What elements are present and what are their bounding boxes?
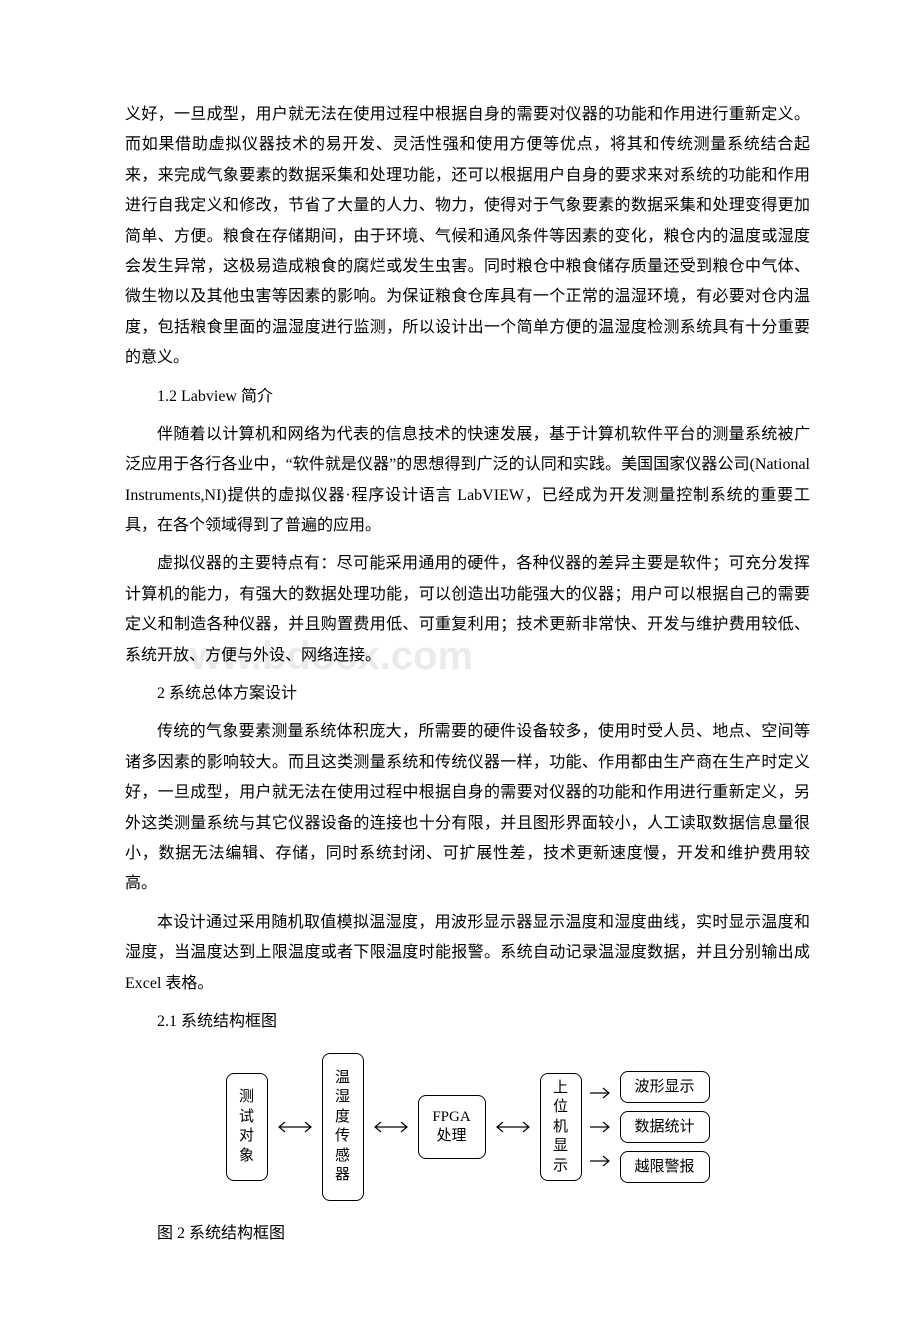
diagram-box-host-display: 上 位 机 显 示 — [540, 1073, 582, 1181]
box4-c2: 位 — [553, 1098, 568, 1118]
box4-c4: 显 — [553, 1137, 568, 1157]
box3-line1: FPGA — [432, 1108, 470, 1128]
right-arrow-group — [588, 1080, 614, 1174]
paragraph-1: 义好，一旦成型，用户就无法在使用过程中根据自身的需要对仪器的功能和作用进行重新定… — [125, 100, 810, 374]
paragraph-3: 虚拟仪器的主要特点有：尽可能采用通用的硬件，各种仪器的差异主要是软件；可充分发挥… — [125, 549, 810, 671]
arrow-r1 — [588, 1080, 614, 1106]
box2-c1: 温 — [335, 1069, 350, 1089]
box1-c4: 象 — [239, 1147, 254, 1167]
box2-c4: 传 — [335, 1127, 350, 1147]
box2-c5: 感 — [335, 1147, 350, 1167]
diagram-box-fpga: FPGA 处理 — [418, 1095, 486, 1159]
double-arrow-1 — [274, 1117, 316, 1137]
box3-line2: 处理 — [436, 1127, 466, 1147]
diagram-box-sensor: 温 湿 度 传 感 器 — [322, 1053, 364, 1201]
diagram-box-alarm: 越限警报 — [620, 1151, 710, 1183]
box2-c2: 湿 — [335, 1088, 350, 1108]
system-structure-diagram: 测 试 对 象 温 湿 度 — [198, 1053, 738, 1201]
paragraph-4: 传统的气象要素测量系统体积庞大，所需要的硬件设备较多，使用时受人员、地点、空间等… — [125, 717, 810, 899]
paragraph-2: 伴随着以计算机和网络为代表的信息技术的快速发展，基于计算机软件平台的测量系统被广… — [125, 420, 810, 542]
double-arrow-3 — [492, 1117, 534, 1137]
arrow-r3 — [588, 1148, 614, 1174]
figure-2-caption: 图 2 系统结构框图 — [125, 1219, 810, 1249]
arrow-r2 — [588, 1114, 614, 1140]
diagram-box-test-object: 测 试 对 象 — [226, 1073, 268, 1181]
right-box-column: 波形显示 数据统计 越限警报 — [620, 1071, 710, 1183]
heading-2: 2 系统总体方案设计 — [125, 679, 810, 709]
diagram-box-stats: 数据统计 — [620, 1111, 710, 1143]
heading-1-2: 1.2 Labview 简介 — [125, 382, 810, 412]
heading-2-1: 2.1 系统结构框图 — [125, 1007, 810, 1037]
box2-c6: 器 — [335, 1166, 350, 1186]
box4-c5: 示 — [553, 1157, 568, 1177]
box1-c3: 对 — [239, 1127, 254, 1147]
box4-c1: 上 — [553, 1079, 568, 1099]
box1-c2: 试 — [239, 1108, 254, 1128]
box2-c3: 度 — [335, 1108, 350, 1128]
double-arrow-2 — [370, 1117, 412, 1137]
diagram-box-waveform: 波形显示 — [620, 1071, 710, 1103]
paragraph-5: 本设计通过采用随机取值模拟温湿度，用波形显示器显示温度和湿度曲线，实时显示温度和… — [125, 908, 810, 999]
box1-c1: 测 — [239, 1088, 254, 1108]
box4-c3: 机 — [553, 1118, 568, 1138]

•••••

TASK BRIEF
Can you render every line of the records above as a Markdown table with the columns Row and Line text, skipping blank lines and leaving the pictures out?

TASK OUTPUT
| Row | Line text |
|---|---|
| 1 | What elements are present and what are their bounding boxes? |
| 2 | diagram-box-host-display: 上 位 机 显 示 — [540, 1073, 582, 1181] |
| 3 | box4-c2: 位 — [553, 1098, 568, 1118] |
| 4 | box4-c4: 显 — [553, 1137, 568, 1157] |
| 5 | box3-line1: FPGA — [432, 1108, 470, 1128] |
| 6 | right-arrow-group — [588, 1080, 614, 1174] |
| 7 | paragraph-1: 义好，一旦成型，用户就无法在使用过程中根据自身的需要对仪器的功能和作用进行重新定… — [125, 100, 810, 374] |
| 8 | paragraph-3: 虚拟仪器的主要特点有：尽可能采用通用的硬件，各种仪器的差异主要是软件；可充分发挥… — [125, 549, 810, 671] |
| 9 | arrow-r1 — [588, 1080, 614, 1106] |
| 10 | box2-c1: 温 — [335, 1069, 350, 1089] |
| 11 | box1-c4: 象 — [239, 1147, 254, 1167] |
| 12 | box2-c4: 传 — [335, 1127, 350, 1147] |
| 13 | box2-c5: 感 — [335, 1147, 350, 1167] |
| 14 | diagram-box-fpga: FPGA 处理 — [418, 1095, 486, 1159] |
| 15 | double-arrow-1 — [274, 1117, 316, 1137] |
| 16 | box3-line2: 处理 — [436, 1127, 466, 1147] |
| 17 | diagram-box-sensor: 温 湿 度 传 感 器 — [322, 1053, 364, 1201] |
| 18 | diagram-box-alarm: 越限警报 — [620, 1151, 710, 1183] |
| 19 | box2-c2: 湿 — [335, 1088, 350, 1108] |
| 20 | system-structure-diagram: 测 试 对 象 温 湿 度 — [198, 1053, 738, 1201] |
| 21 | paragraph-4: 传统的气象要素测量系统体积庞大，所需要的硬件设备较多，使用时受人员、地点、空间等… — [125, 717, 810, 899] |
| 22 | paragraph-2: 伴随着以计算机和网络为代表的信息技术的快速发展，基于计算机软件平台的测量系统被广… — [125, 420, 810, 542] |
| 23 | double-arrow-3 — [492, 1117, 534, 1137] |
| 24 | arrow-r3 — [588, 1148, 614, 1174] |
| 25 | figure-2-caption: 图 2 系统结构框图 — [125, 1219, 810, 1249] |
| 26 | arrow-r2 — [588, 1114, 614, 1140] |
| 27 | diagram-box-test-object: 测 试 对 象 — [226, 1073, 268, 1181] |
| 28 | right-box-column: 波形显示 数据统计 越限警报 — [620, 1071, 710, 1183] |
| 29 | heading-2: 2 系统总体方案设计 — [125, 679, 810, 709] |
| 30 | diagram-box-stats: 数据统计 — [620, 1111, 710, 1143] |
| 31 | heading-1-2: 1.2 Labview 简介 — [125, 382, 810, 412] |
| 32 | heading-2-1: 2.1 系统结构框图 — [125, 1007, 810, 1037] |
| 33 | box2-c6: 器 — [335, 1166, 350, 1186] |
| 34 | box4-c5: 示 — [553, 1157, 568, 1177] |
| 35 | box1-c3: 对 — [239, 1127, 254, 1147] |
| 36 | box4-c1: 上 — [553, 1079, 568, 1099] |
| 37 | box1-c2: 试 — [239, 1108, 254, 1128] |
| 38 | box2-c3: 度 — [335, 1108, 350, 1128] |
| 39 | double-arrow-2 — [370, 1117, 412, 1137] |
| 40 | diagram-box-waveform: 波形显示 — [620, 1071, 710, 1103] |
| 41 | paragraph-5: 本设计通过采用随机取值模拟温湿度，用波形显示器显示温度和湿度曲线，实时显示温度和… — [125, 908, 810, 999] |
| 42 | box1-c1: 测 — [239, 1088, 254, 1108] |
| 43 | box4-c3: 机 — [553, 1118, 568, 1138] |